§ Task goal
Can you copy the lines from the one that contains "OCR this image." through the end of the material below, exactly and with nothing else?

(Dataset entries)
________________________

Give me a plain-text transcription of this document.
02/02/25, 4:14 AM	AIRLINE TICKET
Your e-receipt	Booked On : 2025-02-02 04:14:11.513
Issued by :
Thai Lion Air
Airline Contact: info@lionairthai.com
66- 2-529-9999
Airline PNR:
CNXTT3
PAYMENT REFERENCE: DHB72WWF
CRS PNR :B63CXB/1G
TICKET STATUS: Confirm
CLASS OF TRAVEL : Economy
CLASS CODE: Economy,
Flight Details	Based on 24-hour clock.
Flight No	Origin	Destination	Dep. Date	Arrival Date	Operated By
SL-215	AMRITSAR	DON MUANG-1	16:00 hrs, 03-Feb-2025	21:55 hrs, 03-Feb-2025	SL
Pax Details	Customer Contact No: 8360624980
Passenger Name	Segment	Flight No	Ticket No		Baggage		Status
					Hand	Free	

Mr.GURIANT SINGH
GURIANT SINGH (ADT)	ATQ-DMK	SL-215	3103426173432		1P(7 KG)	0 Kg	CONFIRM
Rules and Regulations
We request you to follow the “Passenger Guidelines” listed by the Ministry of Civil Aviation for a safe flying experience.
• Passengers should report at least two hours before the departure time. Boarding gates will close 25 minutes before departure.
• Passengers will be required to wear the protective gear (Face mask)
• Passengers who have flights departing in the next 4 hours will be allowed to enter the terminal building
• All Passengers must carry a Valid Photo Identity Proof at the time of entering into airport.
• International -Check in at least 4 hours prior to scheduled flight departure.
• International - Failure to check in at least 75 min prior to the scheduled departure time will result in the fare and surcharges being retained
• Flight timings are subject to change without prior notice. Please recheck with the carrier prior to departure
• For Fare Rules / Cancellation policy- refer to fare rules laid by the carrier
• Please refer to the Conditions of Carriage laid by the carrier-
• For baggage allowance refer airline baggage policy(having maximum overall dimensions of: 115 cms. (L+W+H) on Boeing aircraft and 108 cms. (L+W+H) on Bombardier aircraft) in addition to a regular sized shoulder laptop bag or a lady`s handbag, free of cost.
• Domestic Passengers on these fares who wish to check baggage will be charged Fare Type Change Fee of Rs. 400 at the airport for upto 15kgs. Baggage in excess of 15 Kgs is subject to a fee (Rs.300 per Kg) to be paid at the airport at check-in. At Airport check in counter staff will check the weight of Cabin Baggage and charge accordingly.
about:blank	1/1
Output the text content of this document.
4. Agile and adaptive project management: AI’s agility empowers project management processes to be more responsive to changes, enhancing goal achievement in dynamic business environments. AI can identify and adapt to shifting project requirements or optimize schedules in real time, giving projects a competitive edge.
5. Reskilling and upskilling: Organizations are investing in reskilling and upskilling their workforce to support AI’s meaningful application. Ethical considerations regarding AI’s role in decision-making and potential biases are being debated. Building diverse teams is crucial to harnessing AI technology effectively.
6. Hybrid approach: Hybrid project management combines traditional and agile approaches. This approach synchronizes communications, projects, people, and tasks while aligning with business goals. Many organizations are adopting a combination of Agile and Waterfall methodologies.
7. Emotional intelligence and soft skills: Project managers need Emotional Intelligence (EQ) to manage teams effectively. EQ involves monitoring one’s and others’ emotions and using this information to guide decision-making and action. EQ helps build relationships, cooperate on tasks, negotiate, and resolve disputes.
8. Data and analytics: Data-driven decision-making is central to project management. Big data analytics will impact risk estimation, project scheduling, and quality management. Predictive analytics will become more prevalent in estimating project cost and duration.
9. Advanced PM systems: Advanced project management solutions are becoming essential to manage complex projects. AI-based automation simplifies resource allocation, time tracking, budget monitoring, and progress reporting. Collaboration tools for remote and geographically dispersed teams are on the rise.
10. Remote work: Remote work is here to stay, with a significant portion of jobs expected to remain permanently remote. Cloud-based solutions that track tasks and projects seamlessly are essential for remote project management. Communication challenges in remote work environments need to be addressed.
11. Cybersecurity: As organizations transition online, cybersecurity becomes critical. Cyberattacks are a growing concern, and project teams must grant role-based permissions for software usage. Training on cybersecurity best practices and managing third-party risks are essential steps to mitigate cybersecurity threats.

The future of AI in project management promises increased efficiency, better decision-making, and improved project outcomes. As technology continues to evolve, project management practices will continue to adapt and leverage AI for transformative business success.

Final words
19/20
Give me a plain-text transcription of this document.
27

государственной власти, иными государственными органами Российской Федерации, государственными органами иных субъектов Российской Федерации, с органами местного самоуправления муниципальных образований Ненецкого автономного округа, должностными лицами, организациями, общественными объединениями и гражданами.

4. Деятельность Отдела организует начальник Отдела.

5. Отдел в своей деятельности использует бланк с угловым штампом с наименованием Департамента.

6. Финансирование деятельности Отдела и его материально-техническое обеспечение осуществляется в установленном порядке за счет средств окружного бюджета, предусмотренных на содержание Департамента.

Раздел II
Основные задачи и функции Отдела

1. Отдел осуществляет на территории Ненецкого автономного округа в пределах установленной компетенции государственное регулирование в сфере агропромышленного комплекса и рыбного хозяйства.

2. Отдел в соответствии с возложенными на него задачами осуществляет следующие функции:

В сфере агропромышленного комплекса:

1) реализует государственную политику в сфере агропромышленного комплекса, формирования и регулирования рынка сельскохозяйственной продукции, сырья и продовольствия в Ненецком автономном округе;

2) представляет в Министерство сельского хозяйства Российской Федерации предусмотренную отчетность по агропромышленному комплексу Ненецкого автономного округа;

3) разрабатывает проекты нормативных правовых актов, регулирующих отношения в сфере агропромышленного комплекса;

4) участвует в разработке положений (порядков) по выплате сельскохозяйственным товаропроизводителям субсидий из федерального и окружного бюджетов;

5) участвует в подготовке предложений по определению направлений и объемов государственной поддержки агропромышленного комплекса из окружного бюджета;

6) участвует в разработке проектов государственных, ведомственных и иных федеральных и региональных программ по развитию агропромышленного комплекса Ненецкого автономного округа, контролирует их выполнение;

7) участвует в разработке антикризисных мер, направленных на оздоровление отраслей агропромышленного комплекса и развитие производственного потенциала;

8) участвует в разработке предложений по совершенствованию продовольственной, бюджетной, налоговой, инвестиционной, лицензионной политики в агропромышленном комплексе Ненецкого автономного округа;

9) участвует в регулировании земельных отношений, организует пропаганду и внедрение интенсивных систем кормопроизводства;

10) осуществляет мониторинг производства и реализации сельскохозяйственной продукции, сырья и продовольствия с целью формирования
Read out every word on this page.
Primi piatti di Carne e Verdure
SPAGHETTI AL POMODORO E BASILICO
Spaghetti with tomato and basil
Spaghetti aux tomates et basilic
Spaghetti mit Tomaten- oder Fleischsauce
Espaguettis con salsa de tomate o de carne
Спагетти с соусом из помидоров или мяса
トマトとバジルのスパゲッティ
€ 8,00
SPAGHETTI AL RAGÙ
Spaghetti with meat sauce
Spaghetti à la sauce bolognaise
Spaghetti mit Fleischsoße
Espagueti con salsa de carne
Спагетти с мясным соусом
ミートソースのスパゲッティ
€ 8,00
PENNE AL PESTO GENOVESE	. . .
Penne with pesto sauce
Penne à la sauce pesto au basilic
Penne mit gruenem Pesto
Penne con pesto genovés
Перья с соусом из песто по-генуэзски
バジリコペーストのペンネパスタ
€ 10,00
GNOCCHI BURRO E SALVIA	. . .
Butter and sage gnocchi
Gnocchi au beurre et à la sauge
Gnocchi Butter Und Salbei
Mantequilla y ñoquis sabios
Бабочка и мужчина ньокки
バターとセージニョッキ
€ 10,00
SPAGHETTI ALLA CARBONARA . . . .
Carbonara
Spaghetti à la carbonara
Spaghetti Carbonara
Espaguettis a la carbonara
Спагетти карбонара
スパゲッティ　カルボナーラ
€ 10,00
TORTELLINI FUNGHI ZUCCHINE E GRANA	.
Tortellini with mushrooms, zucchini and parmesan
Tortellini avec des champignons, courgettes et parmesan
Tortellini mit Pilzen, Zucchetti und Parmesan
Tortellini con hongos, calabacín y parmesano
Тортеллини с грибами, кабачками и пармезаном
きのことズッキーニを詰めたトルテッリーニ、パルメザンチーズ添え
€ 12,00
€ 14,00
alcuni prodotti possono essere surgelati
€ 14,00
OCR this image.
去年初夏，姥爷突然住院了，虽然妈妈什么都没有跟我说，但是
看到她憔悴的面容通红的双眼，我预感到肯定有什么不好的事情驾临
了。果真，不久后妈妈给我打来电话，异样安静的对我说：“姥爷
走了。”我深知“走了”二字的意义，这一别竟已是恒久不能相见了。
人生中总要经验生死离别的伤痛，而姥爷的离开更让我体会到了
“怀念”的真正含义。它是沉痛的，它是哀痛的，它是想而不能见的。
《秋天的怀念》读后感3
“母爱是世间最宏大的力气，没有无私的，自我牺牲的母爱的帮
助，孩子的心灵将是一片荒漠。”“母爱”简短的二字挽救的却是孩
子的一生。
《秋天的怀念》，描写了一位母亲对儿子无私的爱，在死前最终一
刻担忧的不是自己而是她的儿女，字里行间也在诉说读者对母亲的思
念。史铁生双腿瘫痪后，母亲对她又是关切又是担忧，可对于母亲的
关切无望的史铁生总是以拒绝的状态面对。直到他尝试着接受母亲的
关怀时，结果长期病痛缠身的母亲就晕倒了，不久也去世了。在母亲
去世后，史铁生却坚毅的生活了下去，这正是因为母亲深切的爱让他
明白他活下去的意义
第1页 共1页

________________________

§ Task result
OCR this image.
去年初夏，姥爷突然住院了，虽然妈妈什么都没有跟我说，但是
看到她憔悴的面容通红的双眼，我预感到肯定有什么不好的事情驾临
了。果真，不久后妈妈给我打来电话，异样安静的对我说：“姥爷
走了。”我深知“走了”二字的意义，这一别竟已是恒久不能相见了。
人生中总要经验生死离别的伤痛，而姥爷的离开更让我体会到了
“怀念”的真正含义。它是沉痛的，它是哀痛的，它是想而不能见的。
《秋天的怀念》读后感3
“母爱是世间最宏大的力气，没有无私的，自我牺牲的母爱的帮
助，孩子的心灵将是一片荒漠。”“母爱”简短的二字挽救的却是孩
子的一生。
《秋天的怀念》，描写了一位母亲对儿子无私的爱，在死前最终一
刻担忧的不是自己而是她的儿女，字里行间也在诉说读者对母亲的思
念。史铁生双腿瘫痪后，母亲对她又是关切又是担忧，可对于母亲的
关切无望的史铁生总是以拒绝的状态面对。直到他尝试着接受母亲的
关怀时，结果长期病痛缠身的母亲就晕倒了，不久也去世了。在母亲
去世后，史铁生却坚毅的生活了下去，这正是因为母亲深切的爱让他
明白他活下去的意义
第1页 共1页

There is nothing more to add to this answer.